__Items listed in a dataset__:
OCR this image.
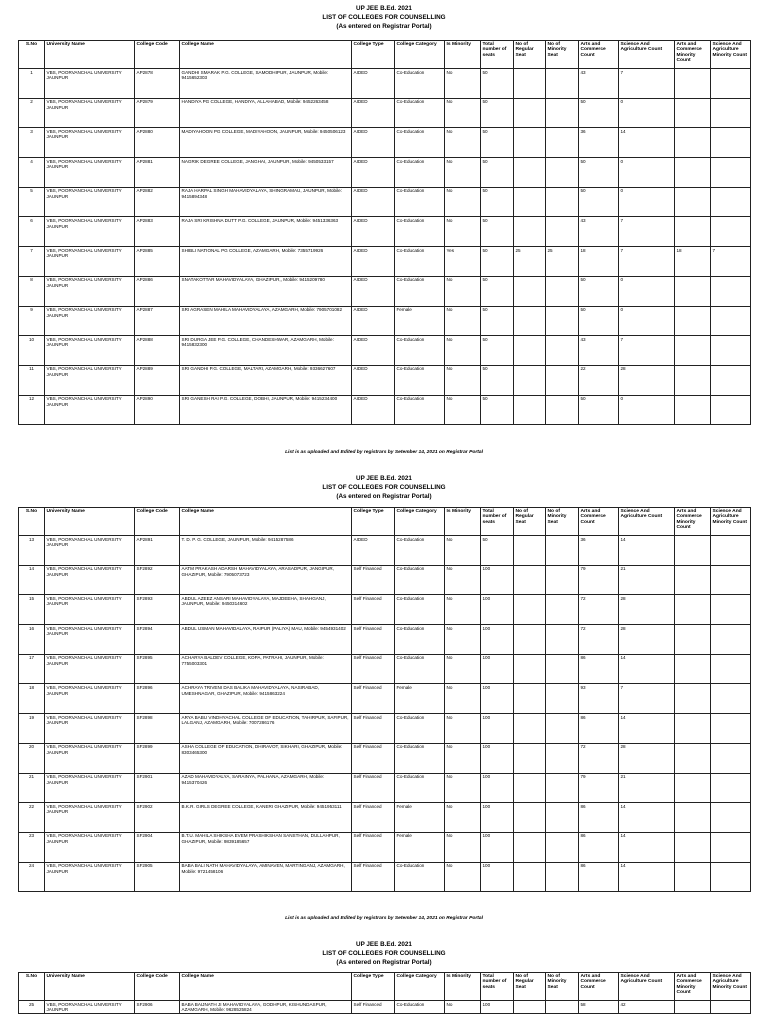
UP JEE B.Ed. 2021
LIST OF COLLEGES FOR COUNSELLING
(As entered on Registrar Portal)
S.No	University Name	College Code	College Name	College Type	College Category	Is Minority	Total number of seats	No of Regular Seat	No of Minority Seat	Arts and Commerce Count	Science And Agriculture Count	Arts and Commerce Minority Count	Science And Agriculture Minority Count
1	VBS, POORVANCHAL UNIVERSITY JAUNPUR	AP2878	GANDHI SMARAK P.G. COLLEGE, SAMODHIPUR, JAUNPUR, Mobile: 9415652303	AIDED	Co-Education	No	50			43	7		
2	VBS, POORVANCHAL UNIVERSITY JAUNPUR	AP2879	HANDIYA PG COLLEGE, HANDIYA, ALLAHABAD, Mobile: 9452263458	AIDED	Co-Education	No	50			50	0		
3	VBS, POORVANCHAL UNIVERSITY JAUNPUR	AP2880	MADIYAHOON PG COLLEGE, MADIYAHOON, JAUNPUR, Mobile: 9450506123	AIDED	Co-Education	No	50			36	14		
4	VBS, POORVANCHAL UNIVERSITY JAUNPUR	AP2881	NAGRIK DEGREE COLLEGE, JANGHAI, JAUNPUR, Mobile: 9450533157	AIDED	Co-Education	No	50			50	0		
5	VBS, POORVANCHAL UNIVERSITY JAUNPUR	AP2882	RAJA HARPAL SINGH MAHAVIDYALAYA, SHINGRAMAU, JAUNPUR, Mobile: 9415894348	AIDED	Co-Education	No	50			50	0		
6	VBS, POORVANCHAL UNIVERSITY JAUNPUR	AP2883	RAJA SRI KRISHNA DUTT P.G. COLLEGE, JAUNPUR, Mobile: 9451336363	AIDED	Co-Education	No	50			43	7		
7	VBS, POORVANCHAL UNIVERSITY JAUNPUR	AP2885	SHIBLI NATIONAL PG COLLEGE, AZAMGARH, Mobile: 7355719926	AIDED	Co-Education	Yes	50	25	25	18	7	18	7
8	VBS, POORVANCHAL UNIVERSITY JAUNPUR	AP2886	SNATAKOTTAR MAHAVIDYALAYA, GHAZIPUR,, Mobile: 9415209780	AIDED	Co-Education	No	50			50	0		
9	VBS, POORVANCHAL UNIVERSITY JAUNPUR	AP2887	SRI AGRASEN MAHILA MAHAVIDYALAYA, AZAMGARH, Mobile: 7905701082	AIDED	Female	No	50			50	0		
10	VBS, POORVANCHAL UNIVERSITY JAUNPUR	AP2888	SRI DURGA JEE P.G. COLLEGE, CHANDESHWAR, AZAMGARH, Mobile: 9415832300	AIDED	Co-Education	No	50			43	7		
11	VBS, POORVANCHAL UNIVERSITY JAUNPUR	AP2889	SRI GANDHI P.G. COLLEGE, MALTARI, AZAMGARH, Mobile: 9336627607	AIDED	Co-Education	No	50			22	28		
12	VBS, POORVANCHAL UNIVERSITY JAUNPUR	AP2890	SRI GANESH RAI P.G. COLLEGE, DOBHI, JAUNPUR, Mobile: 9415234400	AIDED	Co-Education	No	50			50	0		
List is as uploaded and Edited by registrars by Setember 14, 2021 on Registrar Portal
UP JEE B.Ed. 2021
LIST OF COLLEGES FOR COUNSELLING
(As entered on Registrar Portal)
S.No	University Name	College Code	College Name	College Type	College Category	Is Minority	Total number of seats	No of Regular Seat	No of Minority Seat	Arts and Commerce Count	Science And Agriculture Count	Arts and Commerce Minority Count	Science And Agriculture Minority Count
13	VBS, POORVANCHAL UNIVERSITY JAUNPUR	AP2891	T. D. P. G. COLLEGE, JAUNPUR, Mobile: 9415287586	AIDED	Co-Education	No	50			36	14		
14	VBS, POORVANCHAL UNIVERSITY JAUNPUR	SF2892	AATM PRAKASH ADARSH MAHAVIDYALAYA, ARASADPUR, JANGIPUR, GHAZIPUR, Mobile: 7905073723	Self Financed	Co-Education	No	100			79	21		
15	VBS, POORVANCHAL UNIVERSITY JAUNPUR	SF2893	ABDUL AZEEZ ANSARI MAHAVIDYALAYA, MAJDEEHA, SHAHGANJ, JAUNPUR, Mobile: 9450314602	Self Financed	Co-Education	No	100			72	28		
16	VBS, POORVANCHAL UNIVERSITY JAUNPUR	SF2894	ABDUL USMAN MAHAVIDALAYA, RAIPUR (PALIYA) MAU, Mobile: 9454931402	Self Financed	Co-Education	No	100			72	28		
17	VBS, POORVANCHAL UNIVERSITY JAUNPUR	SF2895	ACHARYA BALDEV COLLEGE, KOPA, PATRAHI, JAUNPUR, Mobile: 7755003301	Self Financed	Co-Education	No	100			86	14		
18	VBS, POORVANCHAL UNIVERSITY JAUNPUR	SF2896	ACHRAYA TRIVENI DAS BALIKA MAHAVIDYALAYA, NASIRABAD, UMESHNAGAR, GHAZIPUR, Mobile: 9415863224	Self Financed	Female	No	100			93	7		
19	VBS, POORVANCHAL UNIVERSITY JAUNPUR	SF2898	ARYA BABU VINDHYACHAL COLLEGE OF EDUCATION, TAHIRPUR, SAFIPUR, LALGANJ, AZAMGARH, Mobile: 7007286176	Self Financed	Co-Education	No	100			86	14		
20	VBS, POORVANCHAL UNIVERSITY JAUNPUR	SF2899	ASHA COLLEGE OF EDUCATION, DHIRAVOT, SIKHARI, GHAZIPUR, Mobile: 8303465300	Self Financed	Co-Education	No	100			72	28		
21	VBS, POORVANCHAL UNIVERSITY JAUNPUR	SF2901	AZAD MAHAVIDYALYA, SARAINYA, PALHANA, AZAMGARH, Mobile: 9415370426	Self Financed	Co-Education	No	100			79	21		
22	VBS, POORVANCHAL UNIVERSITY JAUNPUR	SF2902	B.K.R. GIRLS DEGREE COLLEGE, KANERI GHAZIPUR, Mobile: 9451953111	Self Financed	Female	No	100			86	14		
23	VBS, POORVANCHAL UNIVERSITY JAUNPUR	SF2904	B.T.U. MAHILA SHIKSHA EVEM PRASHIKSHAN SANSTHAN, DULLAHPUR, GHAZIPUR, Mobile: 9839185657	Self Financed	Female	No	100			86	14		
24	VBS, POORVANCHAL UNIVERSITY JAUNPUR	SF2905	BABA BALI NATH MAHAVIDYALAYA, AMINAVEN, MARTINGANJ, AZAMGARH, Mobile: 9721458106	Self Financed	Co-Education	No	100			86	14		
List is as uploaded and Edited by registrars by Setember 14, 2021 on Registrar Portal
UP JEE B.Ed. 2021
LIST OF COLLEGES FOR COUNSELLING
(As entered on Registrar Portal)
S.No	University Name	College Code	College Name	College Type	College Category	Is Minority	Total number of seats	No of Regular Seat	No of Minority Seat	Arts and Commerce Count	Science And Agriculture Count	Arts and Commerce Minority Count	Science And Agriculture Minority Count
25	VBS, POORVANCHAL UNIVERSITY JAUNPUR	SF2906	BABA BAIJNATH JI MAHAVIDYALAYA, GODHPUR, KISHUNDASPUR, AZAMGARH, Mobile: 9628525824	Self Financed	Co-Education	No	100			58	42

__WORK INSTRUCTIONS__:
Using the material above, set down every line exactly, but skip the pictures.

__TASK RESULT__:
OCR this image.
UP JEE B.Ed. 2021
LIST OF COLLEGES FOR COUNSELLING
(As entered on Registrar Portal)
S.No	University Name	College Code	College Name	College Type	College Category	Is Minority	Total number of seats	No of Regular Seat	No of Minority Seat	Arts and Commerce Count	Science And Agriculture Count	Arts and Commerce Minority Count	Science And Agriculture Minority Count
1	VBS, POORVANCHAL UNIVERSITY JAUNPUR	AP2878	GANDHI SMARAK P.G. COLLEGE, SAMODHIPUR, JAUNPUR, Mobile: 9415652303	AIDED	Co-Education	No	50			43	7		
2	VBS, POORVANCHAL UNIVERSITY JAUNPUR	AP2879	HANDIYA PG COLLEGE, HANDIYA, ALLAHABAD, Mobile: 9452263458	AIDED	Co-Education	No	50			50	0		
3	VBS, POORVANCHAL UNIVERSITY JAUNPUR	AP2880	MADIYAHOON PG COLLEGE, MADIYAHOON, JAUNPUR, Mobile: 9450506123	AIDED	Co-Education	No	50			36	14		
4	VBS, POORVANCHAL UNIVERSITY JAUNPUR	AP2881	NAGRIK DEGREE COLLEGE, JANGHAI, JAUNPUR, Mobile: 9450533157	AIDED	Co-Education	No	50			50	0		
5	VBS, POORVANCHAL UNIVERSITY JAUNPUR	AP2882	RAJA HARPAL SINGH MAHAVIDYALAYA, SHINGRAMAU, JAUNPUR, Mobile: 9415894348	AIDED	Co-Education	No	50			50	0		
6	VBS, POORVANCHAL UNIVERSITY JAUNPUR	AP2883	RAJA SRI KRISHNA DUTT P.G. COLLEGE, JAUNPUR, Mobile: 9451336363	AIDED	Co-Education	No	50			43	7		
7	VBS, POORVANCHAL UNIVERSITY JAUNPUR	AP2885	SHIBLI NATIONAL PG COLLEGE, AZAMGARH, Mobile: 7355719926	AIDED	Co-Education	Yes	50	25	25	18	7	18	7
8	VBS, POORVANCHAL UNIVERSITY JAUNPUR	AP2886	SNATAKOTTAR MAHAVIDYALAYA, GHAZIPUR,, Mobile: 9415209780	AIDED	Co-Education	No	50			50	0		
9	VBS, POORVANCHAL UNIVERSITY JAUNPUR	AP2887	SRI AGRASEN MAHILA MAHAVIDYALAYA, AZAMGARH, Mobile: 7905701082	AIDED	Female	No	50			50	0		
10	VBS, POORVANCHAL UNIVERSITY JAUNPUR	AP2888	SRI DURGA JEE P.G. COLLEGE, CHANDESHWAR, AZAMGARH, Mobile: 9415832300	AIDED	Co-Education	No	50			43	7		
11	VBS, POORVANCHAL UNIVERSITY JAUNPUR	AP2889	SRI GANDHI P.G. COLLEGE, MALTARI, AZAMGARH, Mobile: 9336627607	AIDED	Co-Education	No	50			22	28		
12	VBS, POORVANCHAL UNIVERSITY JAUNPUR	AP2890	SRI GANESH RAI P.G. COLLEGE, DOBHI, JAUNPUR, Mobile: 9415234400	AIDED	Co-Education	No	50			50	0		
List is as uploaded and Edited by registrars by Setember 14, 2021 on Registrar Portal
UP JEE B.Ed. 2021
LIST OF COLLEGES FOR COUNSELLING
(As entered on Registrar Portal)
S.No	University Name	College Code	College Name	College Type	College Category	Is Minority	Total number of seats	No of Regular Seat	No of Minority Seat	Arts and Commerce Count	Science And Agriculture Count	Arts and Commerce Minority Count	Science And Agriculture Minority Count
13	VBS, POORVANCHAL UNIVERSITY JAUNPUR	AP2891	T. D. P. G. COLLEGE, JAUNPUR, Mobile: 9415287586	AIDED	Co-Education	No	50			36	14		
14	VBS, POORVANCHAL UNIVERSITY JAUNPUR	SF2892	AATM PRAKASH ADARSH MAHAVIDYALAYA, ARASADPUR, JANGIPUR, GHAZIPUR, Mobile: 7905073723	Self Financed	Co-Education	No	100			79	21		
15	VBS, POORVANCHAL UNIVERSITY JAUNPUR	SF2893	ABDUL AZEEZ ANSARI MAHAVIDYALAYA, MAJDEEHA, SHAHGANJ, JAUNPUR, Mobile: 9450314602	Self Financed	Co-Education	No	100			72	28		
16	VBS, POORVANCHAL UNIVERSITY JAUNPUR	SF2894	ABDUL USMAN MAHAVIDALAYA, RAIPUR (PALIYA) MAU, Mobile: 9454931402	Self Financed	Co-Education	No	100			72	28		
17	VBS, POORVANCHAL UNIVERSITY JAUNPUR	SF2895	ACHARYA BALDEV COLLEGE, KOPA, PATRAHI, JAUNPUR, Mobile: 7755003301	Self Financed	Co-Education	No	100			86	14		
18	VBS, POORVANCHAL UNIVERSITY JAUNPUR	SF2896	ACHRAYA TRIVENI DAS BALIKA MAHAVIDYALAYA, NASIRABAD, UMESHNAGAR, GHAZIPUR, Mobile: 9415863224	Self Financed	Female	No	100			93	7		
19	VBS, POORVANCHAL UNIVERSITY JAUNPUR	SF2898	ARYA BABU VINDHYACHAL COLLEGE OF EDUCATION, TAHIRPUR, SAFIPUR, LALGANJ, AZAMGARH, Mobile: 7007286176	Self Financed	Co-Education	No	100			86	14		
20	VBS, POORVANCHAL UNIVERSITY JAUNPUR	SF2899	ASHA COLLEGE OF EDUCATION, DHIRAVOT, SIKHARI, GHAZIPUR, Mobile: 8303465300	Self Financed	Co-Education	No	100			72	28		
21	VBS, POORVANCHAL UNIVERSITY JAUNPUR	SF2901	AZAD MAHAVIDYALYA, SARAINYA, PALHANA, AZAMGARH, Mobile: 9415370426	Self Financed	Co-Education	No	100			79	21		
22	VBS, POORVANCHAL UNIVERSITY JAUNPUR	SF2902	B.K.R. GIRLS DEGREE COLLEGE, KANERI GHAZIPUR, Mobile: 9451953111	Self Financed	Female	No	100			86	14		
23	VBS, POORVANCHAL UNIVERSITY JAUNPUR	SF2904	B.T.U. MAHILA SHIKSHA EVEM PRASHIKSHAN SANSTHAN, DULLAHPUR, GHAZIPUR, Mobile: 9839185657	Self Financed	Female	No	100			86	14		
24	VBS, POORVANCHAL UNIVERSITY JAUNPUR	SF2905	BABA BALI NATH MAHAVIDYALAYA, AMINAVEN, MARTINGANJ, AZAMGARH, Mobile: 9721458106	Self Financed	Co-Education	No	100			86	14		
List is as uploaded and Edited by registrars by Setember 14, 2021 on Registrar Portal
UP JEE B.Ed. 2021
LIST OF COLLEGES FOR COUNSELLING
(As entered on Registrar Portal)
S.No	University Name	College Code	College Name	College Type	College Category	Is Minority	Total number of seats	No of Regular Seat	No of Minority Seat	Arts and Commerce Count	Science And Agriculture Count	Arts and Commerce Minority Count	Science And Agriculture Minority Count
25	VBS, POORVANCHAL UNIVERSITY JAUNPUR	SF2906	BABA BAIJNATH JI MAHAVIDYALAYA, GODHPUR, KISHUNDASPUR, AZAMGARH, Mobile: 9628525824	Self Financed	Co-Education	No	100			58	42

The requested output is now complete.